Task description: List all lines of the data containing the word "this".

Data extract:
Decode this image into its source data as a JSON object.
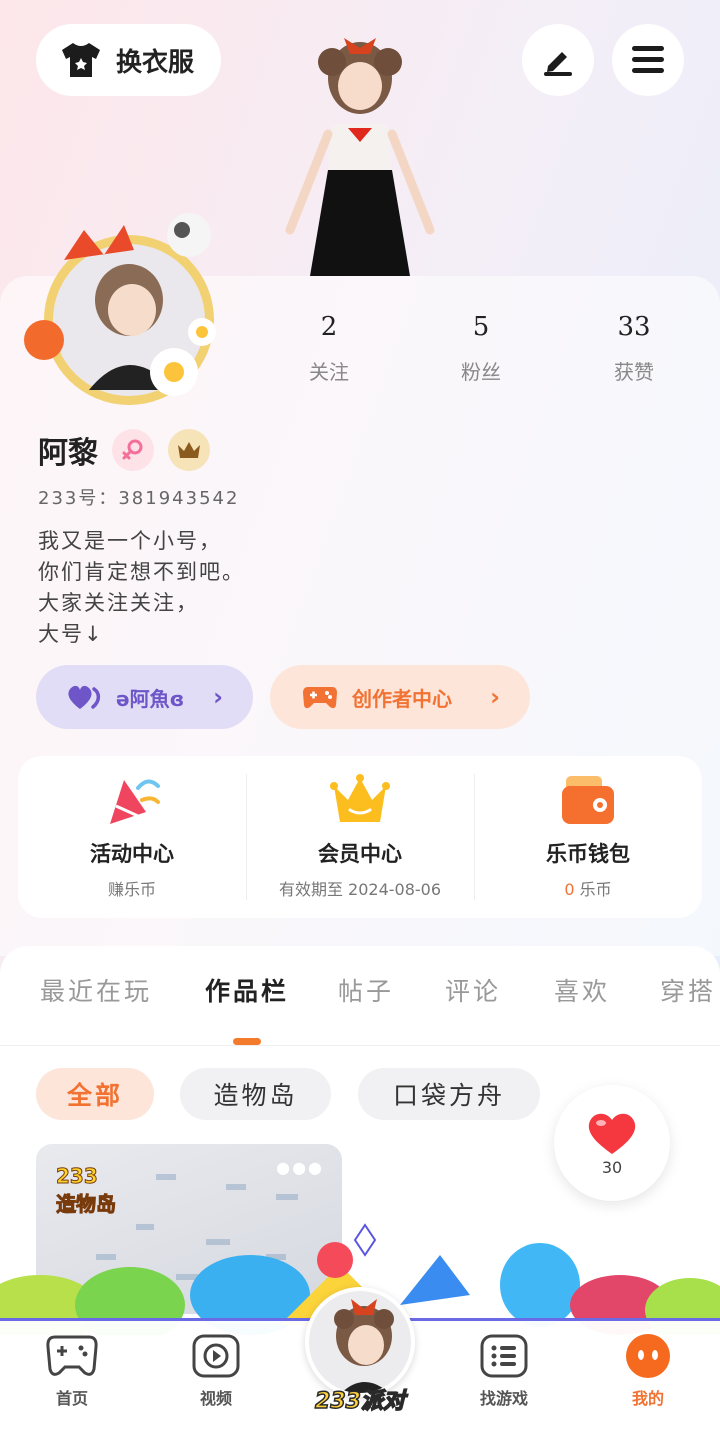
{
  "header": {
    "outfit_label": "换衣服",
    "icons": [
      "tshirt-icon",
      "edit-icon",
      "menu-icon"
    ]
  },
  "profile": {
    "stats": [
      {
        "value": "2",
        "label": "关注"
      },
      {
        "value": "5",
        "label": "粉丝"
      },
      {
        "value": "33",
        "label": "获赞"
      }
    ],
    "name": "阿黎",
    "uid": "233号：381943542",
    "bio": [
      "我又是一个小号，",
      "你们肯定想不到吧。",
      "大家关注关注，",
      "大号↓"
    ],
    "partner_label": "ə阿魚ɞ",
    "creator_label": "创作者中心"
  },
  "services": [
    {
      "title": "活动中心",
      "sub": "赚乐币",
      "icon": "party-popper-icon"
    },
    {
      "title": "会员中心",
      "sub": "有效期至 2024-08-06",
      "icon": "crown-icon"
    },
    {
      "title": "乐币钱包",
      "sub_value": "0",
      "sub_unit": "乐币",
      "icon": "wallet-icon"
    }
  ],
  "tabs": [
    "最近在玩",
    "作品栏",
    "帖子",
    "评论",
    "喜欢",
    "穿搭"
  ],
  "active_tab": "作品栏",
  "chips": [
    "全部",
    "造物岛",
    "口袋方舟"
  ],
  "like_count": "30",
  "work_card": {
    "logo_top": "233",
    "logo_bottom": "造物岛"
  },
  "bottom_nav": [
    {
      "label": "首页",
      "icon": "gamepad-icon"
    },
    {
      "label": "视频",
      "icon": "play-icon"
    },
    {
      "label": "233派对",
      "icon": "avatar"
    },
    {
      "label": "找游戏",
      "icon": "list-icon"
    },
    {
      "label": "我的",
      "icon": "profile-icon"
    }
  ],
  "colors": {
    "accent": "#f17232",
    "purple": "#6e55c8",
    "nav_border": "#6b6ae6"
  }
}
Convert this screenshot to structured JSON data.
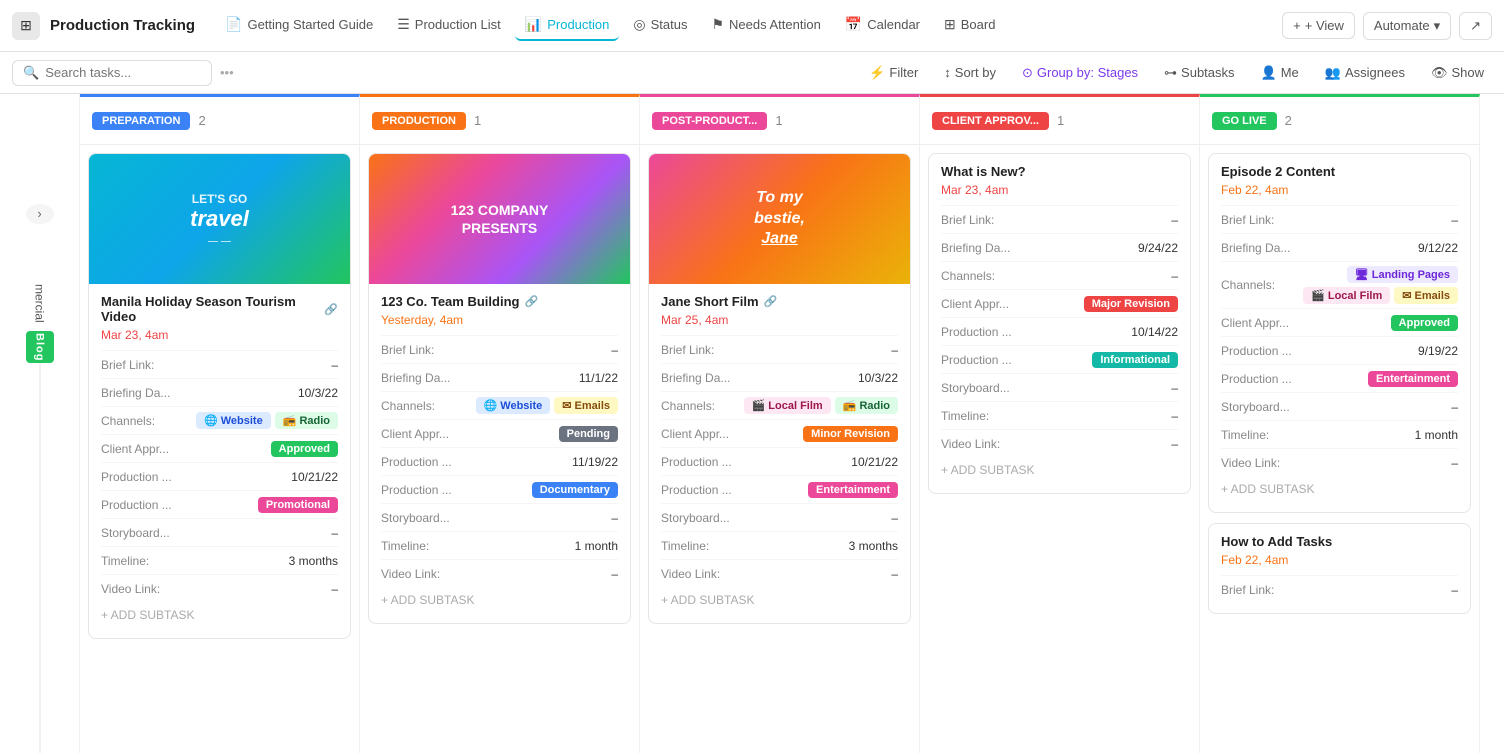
{
  "app": {
    "title": "Production Tracking",
    "logo_icon": "≡"
  },
  "nav": {
    "tabs": [
      {
        "id": "getting-started",
        "label": "Getting Started Guide",
        "icon": "📄",
        "active": false
      },
      {
        "id": "production-list",
        "label": "Production List",
        "icon": "☰",
        "active": false
      },
      {
        "id": "production",
        "label": "Production",
        "icon": "📊",
        "active": true
      },
      {
        "id": "status",
        "label": "Status",
        "icon": "◎",
        "active": false
      },
      {
        "id": "needs-attention",
        "label": "Needs Attention",
        "icon": "⚑",
        "active": false
      },
      {
        "id": "calendar",
        "label": "Calendar",
        "icon": "📅",
        "active": false
      },
      {
        "id": "board",
        "label": "Board",
        "icon": "⊞",
        "active": false
      }
    ],
    "view_btn": "+ View",
    "automate_btn": "Automate"
  },
  "toolbar": {
    "search_placeholder": "Search tasks...",
    "filter_label": "Filter",
    "sort_label": "Sort by",
    "group_label": "Group by: Stages",
    "subtasks_label": "Subtasks",
    "me_label": "Me",
    "assignees_label": "Assignees",
    "show_label": "Show"
  },
  "columns": [
    {
      "id": "narrow",
      "type": "narrow"
    },
    {
      "id": "preparation",
      "label": "PREPARATION",
      "badge_color": "#3b82f6",
      "count": "2",
      "border_color": "#3b82f6",
      "cards": [
        {
          "id": "manila",
          "title": "Manila Holiday Season Tourism Video",
          "has_link_icon": true,
          "date": "Mar 23, 4am",
          "date_color": "#ef4444",
          "img_type": "travel",
          "img_label": "Let's Go Travel",
          "fields": [
            {
              "label": "Brief Link:",
              "value": "–"
            },
            {
              "label": "Briefing Da...",
              "value": "10/3/22"
            },
            {
              "label": "Channels:",
              "tags": [
                {
                  "text": "🌐 Website",
                  "cls": "tag-website"
                },
                {
                  "text": "📻 Radio",
                  "cls": "tag-radio"
                }
              ]
            },
            {
              "label": "Client Appr...",
              "tags": [
                {
                  "text": "Approved",
                  "cls": "tag-green"
                }
              ]
            },
            {
              "label": "Production ...",
              "value": "10/21/22"
            },
            {
              "label": "Production ...",
              "tags": [
                {
                  "text": "Promotional",
                  "cls": "tag-pink"
                }
              ]
            },
            {
              "label": "Storyboard...",
              "value": "–"
            },
            {
              "label": "Timeline:",
              "value": "3 months"
            },
            {
              "label": "Video Link:",
              "value": "–"
            }
          ],
          "add_subtask": "+ ADD SUBTASK"
        }
      ]
    },
    {
      "id": "production",
      "label": "PRODUCTION",
      "badge_color": "#f97316",
      "count": "1",
      "border_color": "#f97316",
      "cards": [
        {
          "id": "123co",
          "title": "123 Co. Team Building",
          "has_link_icon": true,
          "date": "Yesterday, 4am",
          "date_color": "#f97316",
          "img_type": "123co",
          "img_label": "123 COMPANY PRESENTS",
          "fields": [
            {
              "label": "Brief Link:",
              "value": "–"
            },
            {
              "label": "Briefing Da...",
              "value": "11/1/22"
            },
            {
              "label": "Channels:",
              "tags": [
                {
                  "text": "🌐 Website",
                  "cls": "tag-website"
                },
                {
                  "text": "✉ Emails",
                  "cls": "tag-email"
                }
              ]
            },
            {
              "label": "Client Appr...",
              "tags": [
                {
                  "text": "Pending",
                  "cls": "tag-gray"
                }
              ]
            },
            {
              "label": "Production ...",
              "value": "11/19/22"
            },
            {
              "label": "Production ...",
              "tags": [
                {
                  "text": "Documentary",
                  "cls": "tag-blue"
                }
              ]
            },
            {
              "label": "Storyboard...",
              "value": "–"
            },
            {
              "label": "Timeline:",
              "value": "1 month"
            },
            {
              "label": "Video Link:",
              "value": "–"
            }
          ],
          "add_subtask": "+ ADD SUBTASK"
        }
      ]
    },
    {
      "id": "post-production",
      "label": "POST-PRODUCT...",
      "badge_color": "#ec4899",
      "count": "1",
      "border_color": "#ec4899",
      "cards": [
        {
          "id": "jane",
          "title": "Jane Short Film",
          "has_link_icon": true,
          "date": "Mar 25, 4am",
          "date_color": "#ef4444",
          "img_type": "jane",
          "img_label": "To my bestie, Jane",
          "fields": [
            {
              "label": "Brief Link:",
              "value": "–"
            },
            {
              "label": "Briefing Da...",
              "value": "10/3/22"
            },
            {
              "label": "Channels:",
              "tags": [
                {
                  "text": "🎬 Local Film",
                  "cls": "tag-localfilm"
                },
                {
                  "text": "📻 Radio",
                  "cls": "tag-radio"
                }
              ]
            },
            {
              "label": "Client Appr...",
              "tags": [
                {
                  "text": "Minor Revision",
                  "cls": "tag-orange"
                }
              ]
            },
            {
              "label": "Production ...",
              "value": "10/21/22"
            },
            {
              "label": "Production ...",
              "tags": [
                {
                  "text": "Entertainment",
                  "cls": "tag-pink"
                }
              ]
            },
            {
              "label": "Storyboard...",
              "value": "–"
            },
            {
              "label": "Timeline:",
              "value": "3 months"
            },
            {
              "label": "Video Link:",
              "value": "–"
            }
          ],
          "add_subtask": "+ ADD SUBTASK"
        }
      ]
    },
    {
      "id": "client-approval",
      "label": "CLIENT APPROV...",
      "badge_color": "#ef4444",
      "count": "1",
      "border_color": "#ef4444",
      "cards": [
        {
          "id": "what-is-new",
          "title": "What is New?",
          "has_link_icon": false,
          "date": "Mar 23, 4am",
          "date_color": "#ef4444",
          "img_type": "none",
          "fields": [
            {
              "label": "Brief Link:",
              "value": "–"
            },
            {
              "label": "Briefing Da...",
              "value": "9/24/22"
            },
            {
              "label": "Channels:",
              "value": "–"
            },
            {
              "label": "Client Appr...",
              "tags": [
                {
                  "text": "Major Revision",
                  "cls": "tag-red"
                }
              ]
            },
            {
              "label": "Production ...",
              "value": "10/14/22"
            },
            {
              "label": "Production ...",
              "tags": [
                {
                  "text": "Informational",
                  "cls": "tag-teal"
                }
              ]
            },
            {
              "label": "Storyboard...",
              "value": "–"
            },
            {
              "label": "Timeline:",
              "value": "–"
            },
            {
              "label": "Video Link:",
              "value": "–"
            }
          ],
          "add_subtask": "+ ADD SUBTASK"
        }
      ]
    },
    {
      "id": "go-live",
      "label": "GO LIVE",
      "badge_color": "#22c55e",
      "count": "2",
      "border_color": "#22c55e",
      "cards": [
        {
          "id": "episode2",
          "title": "Episode 2 Content",
          "has_link_icon": false,
          "date": "Feb 22, 4am",
          "date_color": "#f97316",
          "img_type": "none",
          "fields": [
            {
              "label": "Brief Link:",
              "value": "–"
            },
            {
              "label": "Briefing Da...",
              "value": "9/12/22"
            },
            {
              "label": "Channels:",
              "tags": [
                {
                  "text": "🖥 Landing Pages",
                  "cls": "tag-landingpage"
                },
                {
                  "text": "🎬 Local Film",
                  "cls": "tag-localfilm"
                },
                {
                  "text": "✉ Emails",
                  "cls": "tag-email"
                }
              ]
            },
            {
              "label": "Client Appr...",
              "tags": [
                {
                  "text": "Approved",
                  "cls": "tag-green"
                }
              ]
            },
            {
              "label": "Production ...",
              "value": "9/19/22"
            },
            {
              "label": "Production ...",
              "tags": [
                {
                  "text": "Entertainment",
                  "cls": "tag-pink"
                }
              ]
            },
            {
              "label": "Storyboard...",
              "value": "–"
            },
            {
              "label": "Timeline:",
              "value": "1 month"
            },
            {
              "label": "Video Link:",
              "value": "–"
            }
          ],
          "add_subtask": "+ ADD SUBTASK"
        },
        {
          "id": "how-to-add",
          "title": "How to Add Tasks",
          "has_link_icon": false,
          "date": "Feb 22, 4am",
          "date_color": "#f97316",
          "img_type": "none",
          "fields": [
            {
              "label": "Brief Link:",
              "value": "–"
            }
          ],
          "add_subtask": ""
        }
      ]
    }
  ],
  "partial_left": {
    "label": "mercial",
    "badge_label": "Blog",
    "badge_color": "#22c55e"
  }
}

Answer for the task:
Decode this image into its source data as a JSON object.
Convert this screenshot to structured JSON data.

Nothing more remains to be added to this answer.